Problem to solve: List each line in which the string "right" appears.

Figure data in JSON
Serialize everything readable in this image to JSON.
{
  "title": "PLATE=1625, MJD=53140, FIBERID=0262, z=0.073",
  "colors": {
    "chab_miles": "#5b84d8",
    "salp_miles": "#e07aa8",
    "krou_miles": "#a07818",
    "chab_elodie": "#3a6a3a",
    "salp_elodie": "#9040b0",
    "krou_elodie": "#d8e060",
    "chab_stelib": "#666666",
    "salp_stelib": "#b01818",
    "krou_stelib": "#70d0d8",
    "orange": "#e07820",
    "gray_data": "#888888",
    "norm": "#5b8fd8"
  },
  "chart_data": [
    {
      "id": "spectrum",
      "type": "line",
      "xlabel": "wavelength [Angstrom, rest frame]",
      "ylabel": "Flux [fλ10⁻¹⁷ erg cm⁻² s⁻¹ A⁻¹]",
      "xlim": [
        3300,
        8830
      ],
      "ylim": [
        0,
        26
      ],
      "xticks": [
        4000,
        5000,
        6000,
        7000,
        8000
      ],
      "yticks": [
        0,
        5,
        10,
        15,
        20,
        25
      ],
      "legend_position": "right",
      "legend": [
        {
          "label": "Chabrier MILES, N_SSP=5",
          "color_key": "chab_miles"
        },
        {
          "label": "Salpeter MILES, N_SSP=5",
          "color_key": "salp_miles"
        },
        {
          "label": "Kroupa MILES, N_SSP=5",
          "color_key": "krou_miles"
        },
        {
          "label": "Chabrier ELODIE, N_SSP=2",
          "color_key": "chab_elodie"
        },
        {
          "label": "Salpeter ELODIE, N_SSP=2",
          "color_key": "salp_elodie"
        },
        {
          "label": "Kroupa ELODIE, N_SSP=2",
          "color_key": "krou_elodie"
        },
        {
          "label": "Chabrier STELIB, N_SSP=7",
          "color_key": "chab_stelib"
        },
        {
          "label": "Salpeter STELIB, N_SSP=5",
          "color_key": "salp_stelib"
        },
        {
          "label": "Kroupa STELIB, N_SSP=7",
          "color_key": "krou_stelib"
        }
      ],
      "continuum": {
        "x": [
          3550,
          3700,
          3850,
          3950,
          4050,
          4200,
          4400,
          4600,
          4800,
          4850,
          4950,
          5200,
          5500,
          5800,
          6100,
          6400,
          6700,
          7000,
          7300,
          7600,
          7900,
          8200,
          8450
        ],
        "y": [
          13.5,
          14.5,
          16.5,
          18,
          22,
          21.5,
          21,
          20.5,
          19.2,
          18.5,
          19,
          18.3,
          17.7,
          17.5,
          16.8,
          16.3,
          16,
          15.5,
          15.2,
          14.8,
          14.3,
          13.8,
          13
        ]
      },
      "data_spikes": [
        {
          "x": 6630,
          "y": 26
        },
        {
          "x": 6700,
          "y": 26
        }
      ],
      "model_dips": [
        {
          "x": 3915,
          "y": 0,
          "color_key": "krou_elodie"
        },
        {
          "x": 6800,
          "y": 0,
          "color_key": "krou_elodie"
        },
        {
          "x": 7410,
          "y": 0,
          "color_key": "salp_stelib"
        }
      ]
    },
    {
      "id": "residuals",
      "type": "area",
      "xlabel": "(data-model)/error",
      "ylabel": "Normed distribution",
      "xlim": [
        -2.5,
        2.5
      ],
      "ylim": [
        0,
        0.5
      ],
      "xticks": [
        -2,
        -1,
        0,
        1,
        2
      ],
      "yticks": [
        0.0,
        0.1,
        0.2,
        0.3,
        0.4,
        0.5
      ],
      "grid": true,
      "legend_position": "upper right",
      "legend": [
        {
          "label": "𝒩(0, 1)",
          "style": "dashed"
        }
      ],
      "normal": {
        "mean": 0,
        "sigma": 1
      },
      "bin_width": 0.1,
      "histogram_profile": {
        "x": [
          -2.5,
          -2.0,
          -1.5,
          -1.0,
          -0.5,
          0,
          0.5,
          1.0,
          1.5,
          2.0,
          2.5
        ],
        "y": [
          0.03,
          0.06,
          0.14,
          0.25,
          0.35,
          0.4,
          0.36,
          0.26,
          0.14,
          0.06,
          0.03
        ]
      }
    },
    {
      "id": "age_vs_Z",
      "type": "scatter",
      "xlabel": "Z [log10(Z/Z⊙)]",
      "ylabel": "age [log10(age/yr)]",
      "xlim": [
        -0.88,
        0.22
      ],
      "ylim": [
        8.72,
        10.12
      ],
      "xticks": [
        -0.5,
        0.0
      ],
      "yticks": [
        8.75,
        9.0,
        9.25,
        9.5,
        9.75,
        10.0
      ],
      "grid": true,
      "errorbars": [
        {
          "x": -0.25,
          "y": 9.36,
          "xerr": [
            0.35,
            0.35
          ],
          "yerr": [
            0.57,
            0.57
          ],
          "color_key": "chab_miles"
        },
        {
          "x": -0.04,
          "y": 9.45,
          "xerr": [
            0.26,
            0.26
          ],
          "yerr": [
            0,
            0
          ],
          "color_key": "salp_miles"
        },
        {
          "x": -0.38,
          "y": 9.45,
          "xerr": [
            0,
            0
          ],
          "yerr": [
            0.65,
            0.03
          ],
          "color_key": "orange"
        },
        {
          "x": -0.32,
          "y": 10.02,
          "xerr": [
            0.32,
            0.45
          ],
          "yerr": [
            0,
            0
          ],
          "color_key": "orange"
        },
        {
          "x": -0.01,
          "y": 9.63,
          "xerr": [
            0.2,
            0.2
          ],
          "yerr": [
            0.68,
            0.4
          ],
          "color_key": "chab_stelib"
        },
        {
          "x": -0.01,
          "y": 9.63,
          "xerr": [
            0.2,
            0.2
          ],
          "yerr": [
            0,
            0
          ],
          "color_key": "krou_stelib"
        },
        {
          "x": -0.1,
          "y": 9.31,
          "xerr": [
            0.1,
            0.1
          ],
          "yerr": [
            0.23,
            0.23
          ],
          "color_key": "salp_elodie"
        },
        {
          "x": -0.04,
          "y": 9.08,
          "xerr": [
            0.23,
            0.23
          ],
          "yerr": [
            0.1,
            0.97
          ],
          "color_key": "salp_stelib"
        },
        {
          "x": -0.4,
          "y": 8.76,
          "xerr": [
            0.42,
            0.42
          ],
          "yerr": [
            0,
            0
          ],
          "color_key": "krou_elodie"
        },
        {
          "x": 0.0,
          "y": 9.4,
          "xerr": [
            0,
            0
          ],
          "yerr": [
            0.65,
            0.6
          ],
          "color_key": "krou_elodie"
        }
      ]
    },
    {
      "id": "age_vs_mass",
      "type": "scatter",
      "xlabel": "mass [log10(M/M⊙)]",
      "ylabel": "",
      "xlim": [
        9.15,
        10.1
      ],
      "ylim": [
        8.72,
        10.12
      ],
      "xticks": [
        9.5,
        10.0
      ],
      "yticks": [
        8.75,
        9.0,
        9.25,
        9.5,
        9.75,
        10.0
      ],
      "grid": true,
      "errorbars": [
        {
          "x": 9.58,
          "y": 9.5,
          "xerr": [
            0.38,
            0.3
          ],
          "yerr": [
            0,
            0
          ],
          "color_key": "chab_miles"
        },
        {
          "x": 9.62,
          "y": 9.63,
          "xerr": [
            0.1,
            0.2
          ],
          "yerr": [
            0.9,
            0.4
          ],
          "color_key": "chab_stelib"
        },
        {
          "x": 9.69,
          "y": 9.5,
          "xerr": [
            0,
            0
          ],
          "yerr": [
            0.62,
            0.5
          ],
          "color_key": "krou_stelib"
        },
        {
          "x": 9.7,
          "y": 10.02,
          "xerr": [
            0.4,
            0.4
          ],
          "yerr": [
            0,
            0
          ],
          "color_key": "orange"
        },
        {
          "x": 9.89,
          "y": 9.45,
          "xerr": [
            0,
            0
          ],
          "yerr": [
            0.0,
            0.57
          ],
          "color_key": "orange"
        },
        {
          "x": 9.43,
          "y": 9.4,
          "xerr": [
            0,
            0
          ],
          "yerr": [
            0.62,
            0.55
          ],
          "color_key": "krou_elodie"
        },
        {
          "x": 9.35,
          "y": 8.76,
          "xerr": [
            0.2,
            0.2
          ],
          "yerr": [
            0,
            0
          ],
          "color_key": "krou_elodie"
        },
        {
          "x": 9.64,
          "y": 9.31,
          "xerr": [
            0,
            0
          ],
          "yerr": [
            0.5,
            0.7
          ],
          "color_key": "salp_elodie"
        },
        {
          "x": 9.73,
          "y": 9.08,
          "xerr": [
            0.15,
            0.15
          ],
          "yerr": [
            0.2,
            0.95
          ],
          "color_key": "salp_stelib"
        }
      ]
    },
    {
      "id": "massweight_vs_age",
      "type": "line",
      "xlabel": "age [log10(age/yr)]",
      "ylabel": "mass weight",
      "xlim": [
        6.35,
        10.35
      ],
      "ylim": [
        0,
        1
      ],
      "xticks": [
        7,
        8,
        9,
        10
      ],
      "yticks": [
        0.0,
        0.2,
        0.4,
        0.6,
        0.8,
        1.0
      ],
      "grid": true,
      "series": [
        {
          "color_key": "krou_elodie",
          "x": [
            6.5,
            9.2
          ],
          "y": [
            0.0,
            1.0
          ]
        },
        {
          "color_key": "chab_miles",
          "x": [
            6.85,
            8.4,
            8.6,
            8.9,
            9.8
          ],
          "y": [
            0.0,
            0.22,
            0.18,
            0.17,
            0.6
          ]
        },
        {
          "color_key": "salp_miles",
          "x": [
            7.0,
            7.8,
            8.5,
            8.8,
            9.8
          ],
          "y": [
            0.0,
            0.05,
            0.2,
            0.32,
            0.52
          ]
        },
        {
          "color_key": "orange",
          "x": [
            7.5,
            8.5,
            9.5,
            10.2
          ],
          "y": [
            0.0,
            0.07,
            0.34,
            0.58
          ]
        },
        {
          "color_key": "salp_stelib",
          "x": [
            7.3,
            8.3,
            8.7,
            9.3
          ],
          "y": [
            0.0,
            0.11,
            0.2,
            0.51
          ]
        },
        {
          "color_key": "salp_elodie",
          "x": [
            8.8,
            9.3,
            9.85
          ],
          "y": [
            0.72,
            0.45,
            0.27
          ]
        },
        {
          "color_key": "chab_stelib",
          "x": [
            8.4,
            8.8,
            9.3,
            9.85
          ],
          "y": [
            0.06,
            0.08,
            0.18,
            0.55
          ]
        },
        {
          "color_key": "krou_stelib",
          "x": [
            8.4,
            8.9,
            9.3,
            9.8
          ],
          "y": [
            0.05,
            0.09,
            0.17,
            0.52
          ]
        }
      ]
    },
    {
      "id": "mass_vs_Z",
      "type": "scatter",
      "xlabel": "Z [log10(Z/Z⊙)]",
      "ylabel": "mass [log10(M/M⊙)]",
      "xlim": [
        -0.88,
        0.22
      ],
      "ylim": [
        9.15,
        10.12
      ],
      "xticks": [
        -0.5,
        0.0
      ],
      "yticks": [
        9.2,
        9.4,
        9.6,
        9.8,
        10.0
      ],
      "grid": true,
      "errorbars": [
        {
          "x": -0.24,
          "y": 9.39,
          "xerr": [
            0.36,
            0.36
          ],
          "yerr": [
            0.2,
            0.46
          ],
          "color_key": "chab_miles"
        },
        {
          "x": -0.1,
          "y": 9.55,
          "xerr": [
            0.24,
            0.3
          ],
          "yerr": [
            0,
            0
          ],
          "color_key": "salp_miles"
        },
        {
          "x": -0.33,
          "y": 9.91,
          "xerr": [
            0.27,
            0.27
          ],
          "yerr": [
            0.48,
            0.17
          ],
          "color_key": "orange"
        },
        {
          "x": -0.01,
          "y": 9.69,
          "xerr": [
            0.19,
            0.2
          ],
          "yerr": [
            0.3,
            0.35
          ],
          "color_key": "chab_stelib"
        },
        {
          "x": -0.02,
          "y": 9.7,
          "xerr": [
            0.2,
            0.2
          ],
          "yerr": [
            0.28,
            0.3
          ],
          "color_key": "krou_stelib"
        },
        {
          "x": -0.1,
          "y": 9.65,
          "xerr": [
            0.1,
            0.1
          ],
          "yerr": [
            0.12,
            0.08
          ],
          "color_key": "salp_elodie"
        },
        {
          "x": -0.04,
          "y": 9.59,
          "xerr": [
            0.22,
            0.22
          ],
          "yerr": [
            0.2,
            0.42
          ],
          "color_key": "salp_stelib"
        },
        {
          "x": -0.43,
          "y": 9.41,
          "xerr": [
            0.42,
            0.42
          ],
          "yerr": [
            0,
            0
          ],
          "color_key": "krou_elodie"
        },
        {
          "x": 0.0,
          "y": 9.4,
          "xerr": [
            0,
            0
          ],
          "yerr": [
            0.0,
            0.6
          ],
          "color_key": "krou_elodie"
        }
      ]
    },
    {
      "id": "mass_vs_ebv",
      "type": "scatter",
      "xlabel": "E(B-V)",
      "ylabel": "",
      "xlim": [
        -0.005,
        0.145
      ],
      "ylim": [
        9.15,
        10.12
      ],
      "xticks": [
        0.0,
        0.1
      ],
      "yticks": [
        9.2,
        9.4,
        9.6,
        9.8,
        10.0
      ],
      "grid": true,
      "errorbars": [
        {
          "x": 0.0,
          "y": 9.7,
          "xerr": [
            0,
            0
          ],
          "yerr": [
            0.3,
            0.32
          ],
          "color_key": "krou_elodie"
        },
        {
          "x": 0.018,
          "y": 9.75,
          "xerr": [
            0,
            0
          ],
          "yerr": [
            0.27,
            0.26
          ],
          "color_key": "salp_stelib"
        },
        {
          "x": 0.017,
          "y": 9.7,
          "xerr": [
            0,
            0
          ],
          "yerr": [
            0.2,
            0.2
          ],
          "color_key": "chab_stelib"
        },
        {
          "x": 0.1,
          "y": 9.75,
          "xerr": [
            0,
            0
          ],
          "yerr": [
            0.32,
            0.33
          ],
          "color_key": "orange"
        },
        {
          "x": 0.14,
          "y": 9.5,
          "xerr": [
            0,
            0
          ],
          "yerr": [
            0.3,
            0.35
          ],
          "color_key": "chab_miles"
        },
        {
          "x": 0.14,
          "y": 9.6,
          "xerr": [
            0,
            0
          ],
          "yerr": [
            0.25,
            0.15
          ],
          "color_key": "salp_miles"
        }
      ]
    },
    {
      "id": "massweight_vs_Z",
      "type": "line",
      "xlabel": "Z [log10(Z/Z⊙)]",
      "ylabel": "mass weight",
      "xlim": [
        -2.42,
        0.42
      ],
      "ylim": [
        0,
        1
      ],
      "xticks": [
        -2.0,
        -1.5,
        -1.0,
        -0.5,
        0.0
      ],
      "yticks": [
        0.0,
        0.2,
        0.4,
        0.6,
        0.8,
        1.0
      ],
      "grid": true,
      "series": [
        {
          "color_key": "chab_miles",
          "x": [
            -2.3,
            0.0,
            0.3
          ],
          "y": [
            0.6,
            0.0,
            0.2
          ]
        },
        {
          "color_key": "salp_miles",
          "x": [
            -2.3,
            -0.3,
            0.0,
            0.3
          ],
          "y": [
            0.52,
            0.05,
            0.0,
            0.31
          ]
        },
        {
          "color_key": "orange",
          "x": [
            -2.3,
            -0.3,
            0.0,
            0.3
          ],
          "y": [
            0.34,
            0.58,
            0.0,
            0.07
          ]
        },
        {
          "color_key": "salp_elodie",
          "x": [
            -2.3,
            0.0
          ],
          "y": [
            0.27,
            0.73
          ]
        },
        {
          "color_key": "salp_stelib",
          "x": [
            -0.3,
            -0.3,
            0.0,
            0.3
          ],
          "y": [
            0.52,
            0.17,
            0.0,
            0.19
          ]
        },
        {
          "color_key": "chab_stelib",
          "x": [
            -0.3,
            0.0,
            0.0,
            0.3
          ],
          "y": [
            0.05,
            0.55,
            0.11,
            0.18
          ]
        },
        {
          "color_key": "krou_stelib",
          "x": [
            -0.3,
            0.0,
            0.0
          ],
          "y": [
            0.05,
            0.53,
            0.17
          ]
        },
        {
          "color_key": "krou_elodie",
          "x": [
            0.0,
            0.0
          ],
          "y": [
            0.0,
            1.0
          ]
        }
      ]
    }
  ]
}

Solution for this exercise:
      "legend_position": "right",
      "legend_position": "upper right",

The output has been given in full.